EXERCISE ->
Pick out all lines of the entries that include the word "model" and copy them.

DATASET RECORDS ->
┌──
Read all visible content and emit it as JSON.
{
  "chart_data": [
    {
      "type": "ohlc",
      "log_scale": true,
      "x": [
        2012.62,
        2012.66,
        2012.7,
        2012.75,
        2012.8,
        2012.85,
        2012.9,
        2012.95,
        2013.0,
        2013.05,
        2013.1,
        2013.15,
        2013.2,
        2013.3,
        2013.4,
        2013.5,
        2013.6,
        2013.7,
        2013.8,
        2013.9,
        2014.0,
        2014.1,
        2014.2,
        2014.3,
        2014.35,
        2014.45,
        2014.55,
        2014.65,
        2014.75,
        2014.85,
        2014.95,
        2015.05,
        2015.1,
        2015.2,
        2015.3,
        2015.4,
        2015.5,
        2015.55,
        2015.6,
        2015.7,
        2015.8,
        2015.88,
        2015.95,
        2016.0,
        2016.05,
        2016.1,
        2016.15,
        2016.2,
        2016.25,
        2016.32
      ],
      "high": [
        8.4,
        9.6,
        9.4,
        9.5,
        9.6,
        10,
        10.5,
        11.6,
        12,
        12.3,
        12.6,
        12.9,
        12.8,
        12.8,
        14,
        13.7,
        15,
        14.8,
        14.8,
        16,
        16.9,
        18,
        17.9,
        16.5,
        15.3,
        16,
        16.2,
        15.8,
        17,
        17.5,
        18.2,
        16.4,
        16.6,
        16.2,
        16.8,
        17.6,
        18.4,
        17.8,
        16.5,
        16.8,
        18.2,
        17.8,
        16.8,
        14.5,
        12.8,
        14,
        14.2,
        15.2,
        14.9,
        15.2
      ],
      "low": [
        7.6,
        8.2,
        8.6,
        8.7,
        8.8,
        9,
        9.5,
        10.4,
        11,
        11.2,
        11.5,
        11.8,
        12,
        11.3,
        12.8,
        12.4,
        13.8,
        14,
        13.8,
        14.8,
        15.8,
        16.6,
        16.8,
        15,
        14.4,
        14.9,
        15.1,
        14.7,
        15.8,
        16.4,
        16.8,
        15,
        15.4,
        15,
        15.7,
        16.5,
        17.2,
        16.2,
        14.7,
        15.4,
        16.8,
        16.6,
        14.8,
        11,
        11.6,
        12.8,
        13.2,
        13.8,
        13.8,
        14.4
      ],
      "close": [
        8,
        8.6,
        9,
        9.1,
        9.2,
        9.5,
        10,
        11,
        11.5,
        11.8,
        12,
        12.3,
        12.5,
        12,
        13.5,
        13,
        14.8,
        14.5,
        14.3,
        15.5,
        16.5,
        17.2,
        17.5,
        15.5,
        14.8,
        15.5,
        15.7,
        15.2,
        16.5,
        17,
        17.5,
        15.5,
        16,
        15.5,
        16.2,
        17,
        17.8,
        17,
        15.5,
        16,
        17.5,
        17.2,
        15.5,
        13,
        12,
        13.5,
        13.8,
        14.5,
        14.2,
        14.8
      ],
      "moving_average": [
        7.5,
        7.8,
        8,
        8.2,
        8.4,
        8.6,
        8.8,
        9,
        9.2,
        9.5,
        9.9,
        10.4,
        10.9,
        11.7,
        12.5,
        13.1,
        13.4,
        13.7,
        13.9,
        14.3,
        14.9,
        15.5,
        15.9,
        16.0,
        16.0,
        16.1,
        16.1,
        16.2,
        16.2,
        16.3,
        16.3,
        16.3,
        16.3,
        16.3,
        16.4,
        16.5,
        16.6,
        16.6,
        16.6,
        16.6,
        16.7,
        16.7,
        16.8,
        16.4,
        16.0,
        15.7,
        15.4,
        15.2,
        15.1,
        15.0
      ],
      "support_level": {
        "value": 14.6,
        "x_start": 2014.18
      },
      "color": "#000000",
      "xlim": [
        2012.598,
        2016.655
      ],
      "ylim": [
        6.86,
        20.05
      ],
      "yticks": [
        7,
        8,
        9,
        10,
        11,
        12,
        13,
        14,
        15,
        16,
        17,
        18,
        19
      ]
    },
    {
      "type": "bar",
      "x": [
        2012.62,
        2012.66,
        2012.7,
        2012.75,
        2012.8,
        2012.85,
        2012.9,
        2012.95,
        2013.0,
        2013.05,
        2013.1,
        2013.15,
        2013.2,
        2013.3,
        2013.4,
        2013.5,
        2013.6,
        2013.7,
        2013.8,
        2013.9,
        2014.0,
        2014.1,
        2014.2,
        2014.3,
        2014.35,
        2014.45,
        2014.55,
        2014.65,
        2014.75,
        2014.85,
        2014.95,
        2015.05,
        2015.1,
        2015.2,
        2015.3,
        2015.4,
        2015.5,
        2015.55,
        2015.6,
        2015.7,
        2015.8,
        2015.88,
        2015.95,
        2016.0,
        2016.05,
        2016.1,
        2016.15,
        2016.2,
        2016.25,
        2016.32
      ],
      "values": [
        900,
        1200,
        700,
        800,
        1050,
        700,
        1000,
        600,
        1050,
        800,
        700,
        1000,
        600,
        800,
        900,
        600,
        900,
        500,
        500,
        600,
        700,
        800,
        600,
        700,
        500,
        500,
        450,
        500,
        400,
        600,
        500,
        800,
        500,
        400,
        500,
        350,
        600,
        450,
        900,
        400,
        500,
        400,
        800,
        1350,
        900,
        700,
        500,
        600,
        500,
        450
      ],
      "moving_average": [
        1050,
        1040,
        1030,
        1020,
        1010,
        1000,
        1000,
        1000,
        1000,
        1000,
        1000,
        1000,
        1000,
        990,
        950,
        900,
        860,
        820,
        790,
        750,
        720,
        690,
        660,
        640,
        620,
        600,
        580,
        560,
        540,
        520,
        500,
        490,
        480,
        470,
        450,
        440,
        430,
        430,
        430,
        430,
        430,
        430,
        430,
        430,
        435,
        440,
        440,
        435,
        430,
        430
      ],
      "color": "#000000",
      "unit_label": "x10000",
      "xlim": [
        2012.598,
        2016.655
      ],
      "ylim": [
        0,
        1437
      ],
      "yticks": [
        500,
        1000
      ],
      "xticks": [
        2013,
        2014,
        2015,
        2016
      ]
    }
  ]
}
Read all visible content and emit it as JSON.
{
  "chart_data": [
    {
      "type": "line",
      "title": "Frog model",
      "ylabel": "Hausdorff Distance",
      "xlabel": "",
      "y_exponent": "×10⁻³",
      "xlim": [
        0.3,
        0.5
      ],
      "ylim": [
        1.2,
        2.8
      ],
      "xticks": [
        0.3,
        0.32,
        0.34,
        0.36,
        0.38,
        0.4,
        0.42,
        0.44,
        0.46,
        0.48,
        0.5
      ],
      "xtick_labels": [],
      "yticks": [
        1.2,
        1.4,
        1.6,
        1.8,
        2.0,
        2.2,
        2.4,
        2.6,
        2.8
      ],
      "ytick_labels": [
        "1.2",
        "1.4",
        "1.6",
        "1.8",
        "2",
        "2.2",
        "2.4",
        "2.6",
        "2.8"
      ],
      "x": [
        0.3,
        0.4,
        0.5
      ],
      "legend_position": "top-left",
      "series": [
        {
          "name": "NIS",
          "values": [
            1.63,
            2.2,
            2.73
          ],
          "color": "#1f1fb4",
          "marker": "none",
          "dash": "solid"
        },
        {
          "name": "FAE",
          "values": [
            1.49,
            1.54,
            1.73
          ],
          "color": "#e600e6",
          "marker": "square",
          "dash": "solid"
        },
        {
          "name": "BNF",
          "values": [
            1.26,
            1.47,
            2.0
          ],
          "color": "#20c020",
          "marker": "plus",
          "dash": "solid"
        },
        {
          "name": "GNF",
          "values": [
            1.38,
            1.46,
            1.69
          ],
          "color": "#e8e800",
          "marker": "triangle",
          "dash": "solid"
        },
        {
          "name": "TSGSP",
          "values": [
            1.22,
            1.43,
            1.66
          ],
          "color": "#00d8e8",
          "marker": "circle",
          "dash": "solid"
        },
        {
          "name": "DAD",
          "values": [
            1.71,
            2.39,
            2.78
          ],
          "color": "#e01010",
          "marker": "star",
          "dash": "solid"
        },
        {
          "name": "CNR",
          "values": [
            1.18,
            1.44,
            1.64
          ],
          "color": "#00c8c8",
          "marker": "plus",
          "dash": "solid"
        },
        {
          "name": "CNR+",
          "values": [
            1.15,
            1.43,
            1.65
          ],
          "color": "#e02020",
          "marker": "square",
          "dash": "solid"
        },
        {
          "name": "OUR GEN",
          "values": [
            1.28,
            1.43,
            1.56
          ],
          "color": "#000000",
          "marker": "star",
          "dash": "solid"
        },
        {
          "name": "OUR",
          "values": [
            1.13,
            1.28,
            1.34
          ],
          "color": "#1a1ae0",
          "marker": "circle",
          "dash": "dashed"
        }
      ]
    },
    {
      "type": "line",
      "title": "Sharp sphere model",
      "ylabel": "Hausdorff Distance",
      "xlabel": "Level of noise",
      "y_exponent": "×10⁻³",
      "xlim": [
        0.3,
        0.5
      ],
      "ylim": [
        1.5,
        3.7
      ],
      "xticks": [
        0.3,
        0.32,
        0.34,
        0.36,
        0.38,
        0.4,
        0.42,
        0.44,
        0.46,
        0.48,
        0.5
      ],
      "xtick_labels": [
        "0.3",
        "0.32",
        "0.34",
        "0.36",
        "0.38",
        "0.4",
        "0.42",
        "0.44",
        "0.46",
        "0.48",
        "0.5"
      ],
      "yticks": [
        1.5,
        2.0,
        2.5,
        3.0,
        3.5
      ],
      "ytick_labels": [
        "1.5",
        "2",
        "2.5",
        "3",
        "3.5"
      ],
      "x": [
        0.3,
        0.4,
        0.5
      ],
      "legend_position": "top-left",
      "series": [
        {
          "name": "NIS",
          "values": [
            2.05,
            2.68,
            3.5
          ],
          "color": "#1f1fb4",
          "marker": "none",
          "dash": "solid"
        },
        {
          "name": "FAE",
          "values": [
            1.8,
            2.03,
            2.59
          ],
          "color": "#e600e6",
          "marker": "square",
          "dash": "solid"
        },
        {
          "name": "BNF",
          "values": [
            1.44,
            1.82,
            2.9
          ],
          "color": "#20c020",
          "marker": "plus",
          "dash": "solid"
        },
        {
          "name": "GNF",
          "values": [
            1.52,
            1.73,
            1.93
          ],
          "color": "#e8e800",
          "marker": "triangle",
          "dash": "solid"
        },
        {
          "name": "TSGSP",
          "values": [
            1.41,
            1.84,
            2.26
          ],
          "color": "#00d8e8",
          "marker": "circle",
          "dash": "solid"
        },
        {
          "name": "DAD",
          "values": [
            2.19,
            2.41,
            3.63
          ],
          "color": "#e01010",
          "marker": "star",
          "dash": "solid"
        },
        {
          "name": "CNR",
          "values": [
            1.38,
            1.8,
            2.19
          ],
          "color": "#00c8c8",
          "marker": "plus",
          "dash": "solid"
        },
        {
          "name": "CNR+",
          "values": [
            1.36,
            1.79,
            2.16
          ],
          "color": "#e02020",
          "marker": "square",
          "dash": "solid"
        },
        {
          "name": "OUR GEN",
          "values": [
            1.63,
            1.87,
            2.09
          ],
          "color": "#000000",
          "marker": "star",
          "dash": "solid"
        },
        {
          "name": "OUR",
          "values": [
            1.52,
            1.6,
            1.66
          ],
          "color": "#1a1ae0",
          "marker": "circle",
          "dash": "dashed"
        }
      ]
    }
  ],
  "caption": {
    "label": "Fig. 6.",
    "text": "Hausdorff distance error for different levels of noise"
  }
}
└──
ANSWER BELOW ->
      "title": "Frog model",
      "title": "Sharp sphere model",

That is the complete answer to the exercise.